━━━ THE DATA ━━━
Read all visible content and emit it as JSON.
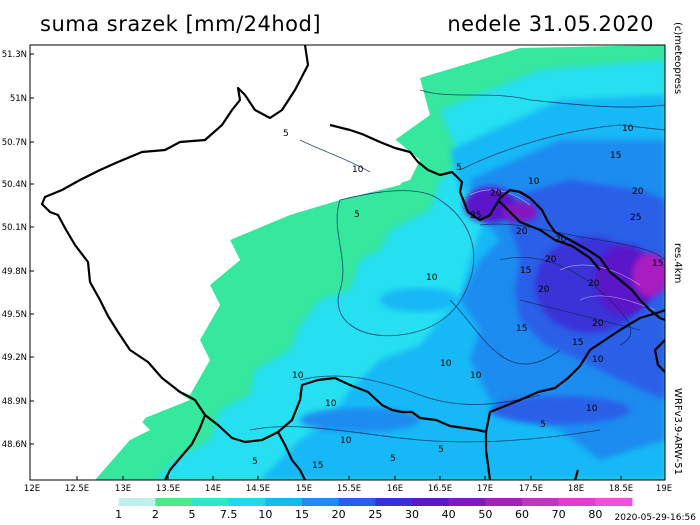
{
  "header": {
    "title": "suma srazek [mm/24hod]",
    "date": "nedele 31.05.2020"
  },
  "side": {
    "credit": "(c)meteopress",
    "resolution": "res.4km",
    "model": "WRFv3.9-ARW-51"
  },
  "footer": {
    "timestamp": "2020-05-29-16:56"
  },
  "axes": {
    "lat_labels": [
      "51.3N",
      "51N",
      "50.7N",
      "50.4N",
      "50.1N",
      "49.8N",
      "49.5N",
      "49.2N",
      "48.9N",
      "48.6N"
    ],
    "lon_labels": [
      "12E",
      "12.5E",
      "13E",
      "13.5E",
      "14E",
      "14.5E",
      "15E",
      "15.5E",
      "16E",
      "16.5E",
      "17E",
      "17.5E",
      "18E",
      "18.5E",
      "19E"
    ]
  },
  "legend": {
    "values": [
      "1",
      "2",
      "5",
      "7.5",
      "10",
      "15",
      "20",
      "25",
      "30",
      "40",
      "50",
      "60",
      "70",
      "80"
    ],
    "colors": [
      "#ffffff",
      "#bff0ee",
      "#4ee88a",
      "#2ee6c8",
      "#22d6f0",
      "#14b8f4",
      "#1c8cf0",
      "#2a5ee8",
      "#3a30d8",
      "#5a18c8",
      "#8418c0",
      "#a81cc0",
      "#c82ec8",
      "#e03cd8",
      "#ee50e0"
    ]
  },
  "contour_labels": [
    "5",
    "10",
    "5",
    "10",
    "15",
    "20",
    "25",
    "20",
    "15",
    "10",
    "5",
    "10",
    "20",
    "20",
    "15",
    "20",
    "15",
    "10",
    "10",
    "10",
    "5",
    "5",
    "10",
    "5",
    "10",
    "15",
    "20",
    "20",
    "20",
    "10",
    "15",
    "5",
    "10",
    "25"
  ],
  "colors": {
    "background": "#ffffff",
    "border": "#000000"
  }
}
━━━
━━━ THE DATA ━━━
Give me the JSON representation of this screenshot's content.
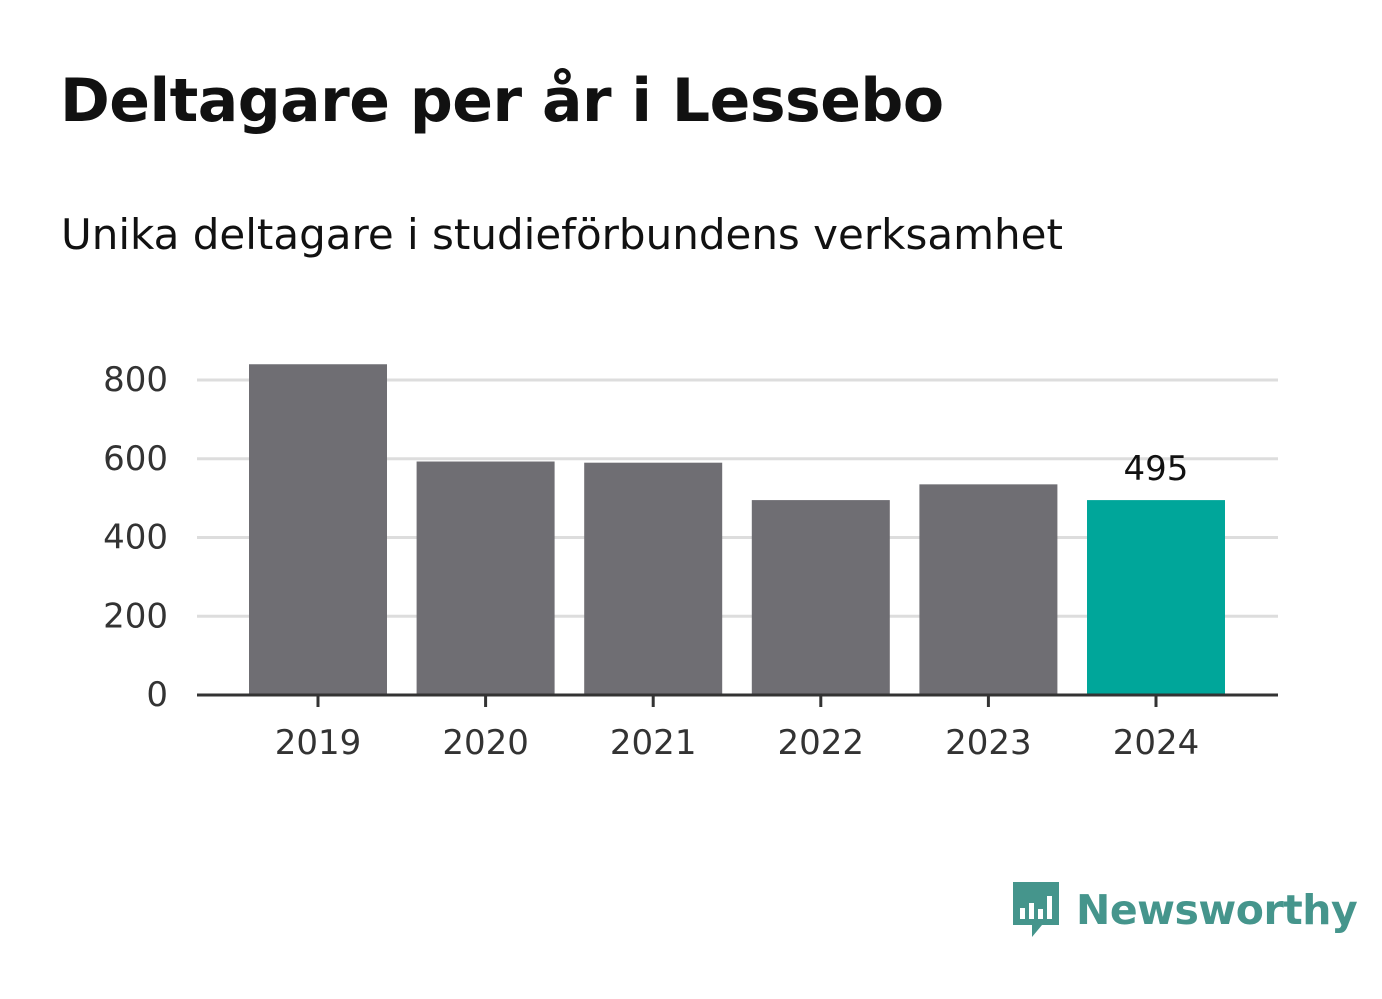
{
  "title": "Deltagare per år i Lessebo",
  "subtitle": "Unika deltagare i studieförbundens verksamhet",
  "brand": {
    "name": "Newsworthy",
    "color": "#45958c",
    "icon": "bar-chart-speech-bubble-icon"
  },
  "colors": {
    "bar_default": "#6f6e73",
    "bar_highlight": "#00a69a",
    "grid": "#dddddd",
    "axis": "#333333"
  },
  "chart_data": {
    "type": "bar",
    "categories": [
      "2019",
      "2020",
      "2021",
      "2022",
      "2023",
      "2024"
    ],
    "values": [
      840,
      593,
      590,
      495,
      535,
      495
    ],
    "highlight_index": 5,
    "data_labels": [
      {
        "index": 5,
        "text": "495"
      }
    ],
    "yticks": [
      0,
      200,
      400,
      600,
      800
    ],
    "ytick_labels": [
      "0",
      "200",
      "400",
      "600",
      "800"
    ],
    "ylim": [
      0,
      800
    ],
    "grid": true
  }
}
━━━
**STATED PROBLEM**
Pick out all the lines with the word "JSON" in them and copy them.

**RESULT OF THIS TASK**
Read all visible content and emit it as JSON.
Give me the JSON representation of this screenshot's content.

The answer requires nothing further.